§ Dataset excerpt:

• • • •

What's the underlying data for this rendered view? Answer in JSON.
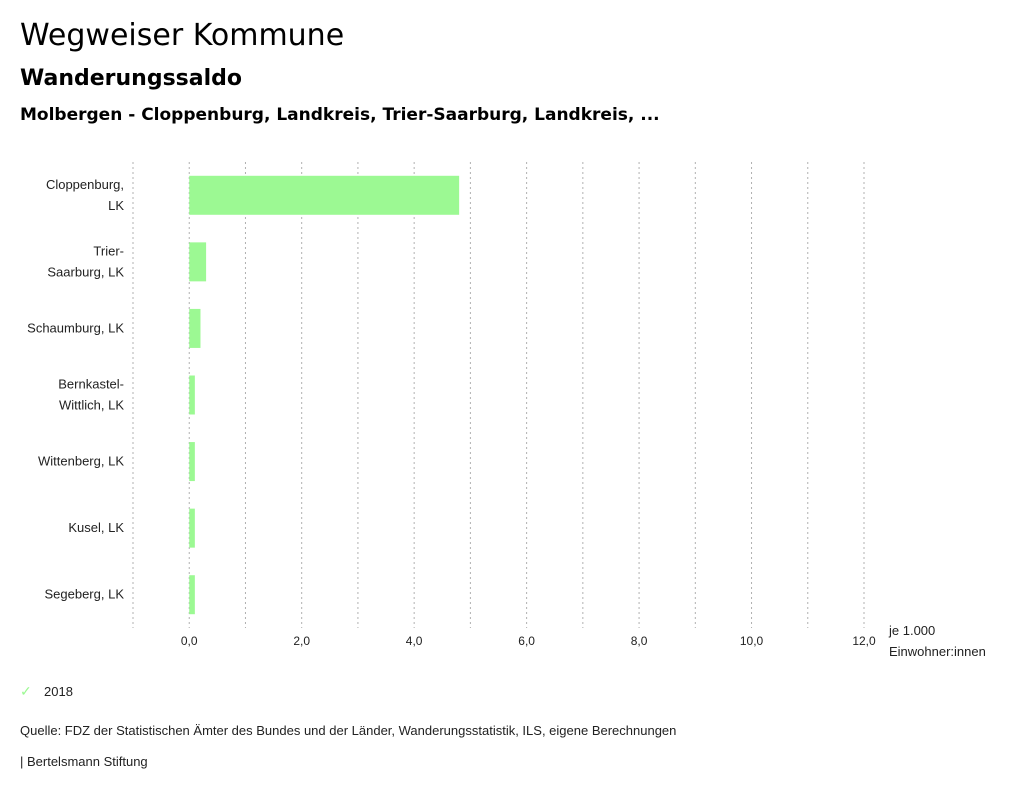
{
  "header": {
    "title": "Wegweiser Kommune",
    "subtitle": "Wanderungssaldo",
    "region": "Molbergen - Cloppenburg, Landkreis, Trier-Saarburg, Landkreis, ..."
  },
  "chart_data": {
    "type": "bar",
    "orientation": "horizontal",
    "categories": [
      [
        "Cloppenburg,",
        "LK"
      ],
      [
        "Trier-",
        "Saarburg, LK"
      ],
      [
        "Schaumburg, LK"
      ],
      [
        "Bernkastel-",
        "Wittlich, LK"
      ],
      [
        "Wittenberg, LK"
      ],
      [
        "Kusel, LK"
      ],
      [
        "Segeberg, LK"
      ]
    ],
    "series": [
      {
        "name": "2018",
        "color": "#9cf993",
        "values": [
          4.8,
          0.3,
          0.2,
          0.1,
          0.1,
          0.1,
          0.1
        ]
      }
    ],
    "xlim": [
      -1,
      12
    ],
    "xticks": [
      0,
      2,
      4,
      6,
      8,
      10,
      12
    ],
    "xtick_labels": [
      "0,0",
      "2,0",
      "4,0",
      "6,0",
      "8,0",
      "10,0",
      "12,0"
    ],
    "xlabel": [
      "je 1.000",
      "Einwohner:innen"
    ],
    "grid": true,
    "legend_position": "bottom-left"
  },
  "legend": {
    "icon": "check-icon",
    "label": "2018"
  },
  "footer": {
    "source": "Quelle: FDZ der Statistischen Ämter des Bundes und der Länder, Wanderungsstatistik, ILS, eigene Berechnungen",
    "credit": "| Bertelsmann Stiftung"
  }
}
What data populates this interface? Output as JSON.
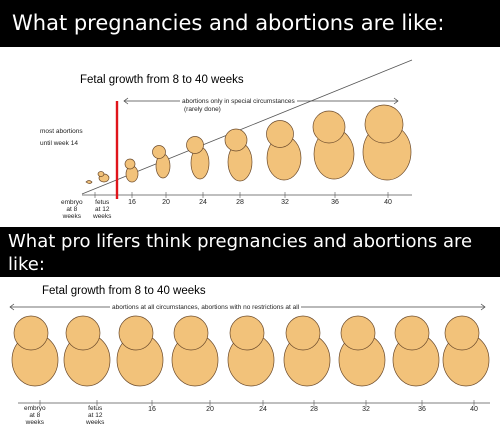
{
  "top": {
    "banner": "What pregnancies and abortions are like:",
    "chart_title": "Fetal growth from 8 to 40 weeks",
    "arrow_label_1": "abortions only in special circumstances",
    "arrow_label_2": "(rarely done)",
    "most_abortions_1": "most abortions",
    "most_abortions_2": "until week 14",
    "labels": {
      "embryo": [
        "embryo",
        "at 8",
        "weeks"
      ],
      "fetus": [
        "fetus",
        "at 12",
        "weeks"
      ]
    },
    "ticks": [
      "16",
      "20",
      "24",
      "28",
      "32",
      "36",
      "40"
    ],
    "marker_color": "#e0141b"
  },
  "bottom": {
    "banner": "What pro lifers think pregnancies and abortions are like:",
    "chart_title": "Fetal growth from 8 to 40 weeks",
    "arrow_label": "abortions at all circumstances, abortions with no restrictions at all",
    "labels": {
      "embryo": [
        "embryo",
        "at 8",
        "weeks"
      ],
      "fetus": [
        "fetus",
        "at 12",
        "weeks"
      ]
    },
    "ticks": [
      "16",
      "20",
      "24",
      "28",
      "32",
      "36",
      "40"
    ]
  },
  "fetus_color": "#f2c27a",
  "fetus_outline": "#6b4a2b"
}
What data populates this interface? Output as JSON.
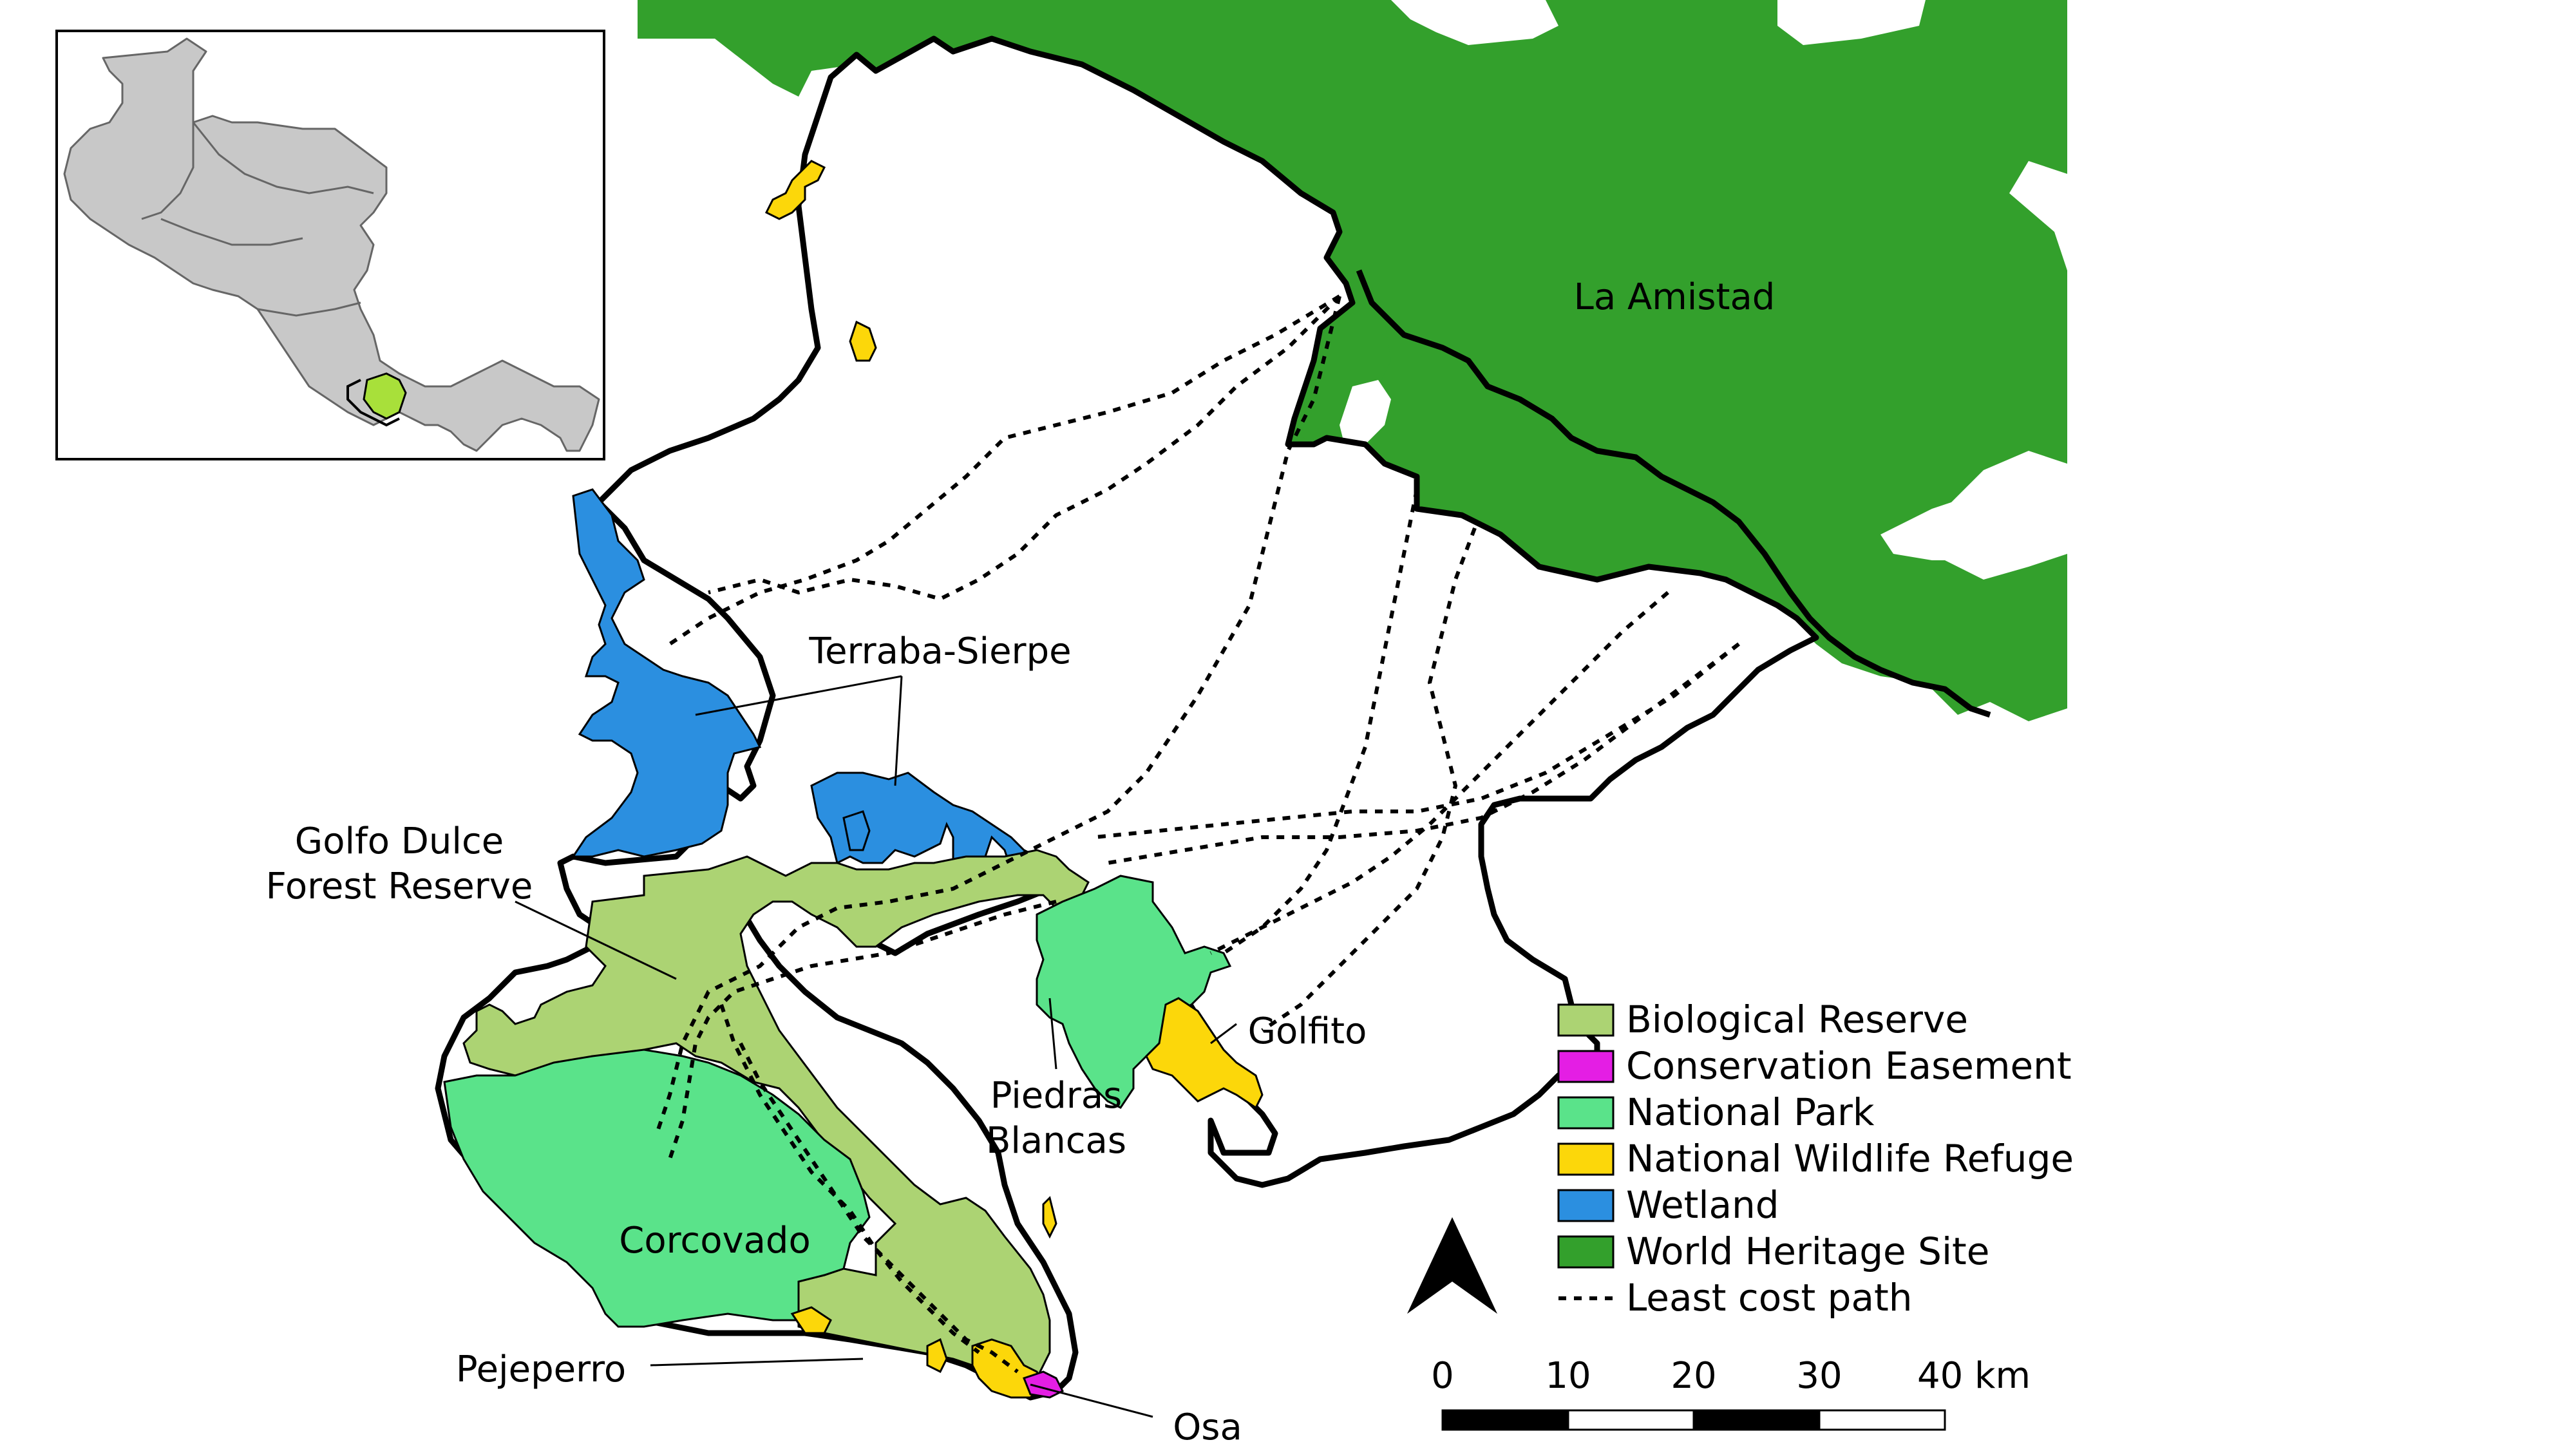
{
  "colors": {
    "biological_reserve": "#acd373",
    "conservation_easement": "#e41ee4",
    "national_park": "#5ae38a",
    "national_wildlife_refuge": "#fcd70a",
    "wetland": "#2b8fe0",
    "world_heritage_site": "#33a02c",
    "land_gray": "#c8c8c8",
    "study_area_highlight": "#a8e03a"
  },
  "labels": {
    "la_amistad": "La Amistad",
    "terraba_sierpe": "Terraba-Sierpe",
    "golfo_dulce_line1": "Golfo Dulce",
    "golfo_dulce_line2": "Forest Reserve",
    "golfito": "Golfito",
    "piedras_line1": "Piedras",
    "piedras_line2": "Blancas",
    "corcovado": "Corcovado",
    "pejeperro": "Pejeperro",
    "osa": "Osa"
  },
  "legend": {
    "items": [
      {
        "label": "Biological Reserve",
        "swatch": "biological_reserve"
      },
      {
        "label": "Conservation Easement",
        "swatch": "conservation_easement"
      },
      {
        "label": "National Park",
        "swatch": "national_park"
      },
      {
        "label": "National Wildlife Refuge",
        "swatch": "national_wildlife_refuge"
      },
      {
        "label": "Wetland",
        "swatch": "wetland"
      },
      {
        "label": "World Heritage Site",
        "swatch": "world_heritage_site"
      },
      {
        "label": "Least cost path",
        "swatch": "line"
      }
    ]
  },
  "north_arrow": {
    "icon": "north-arrow-icon"
  },
  "scale_bar": {
    "ticks": [
      "0",
      "10",
      "20",
      "30",
      "40 km"
    ]
  }
}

• • • •

§ Job:
Extract from the material all lines containing the string "Trier".

§ Reply to the task:
    "region": "Molbergen - Cloppenburg, Landkreis, Trier-Saarburg, Landkreis, ..."
        "Trier-",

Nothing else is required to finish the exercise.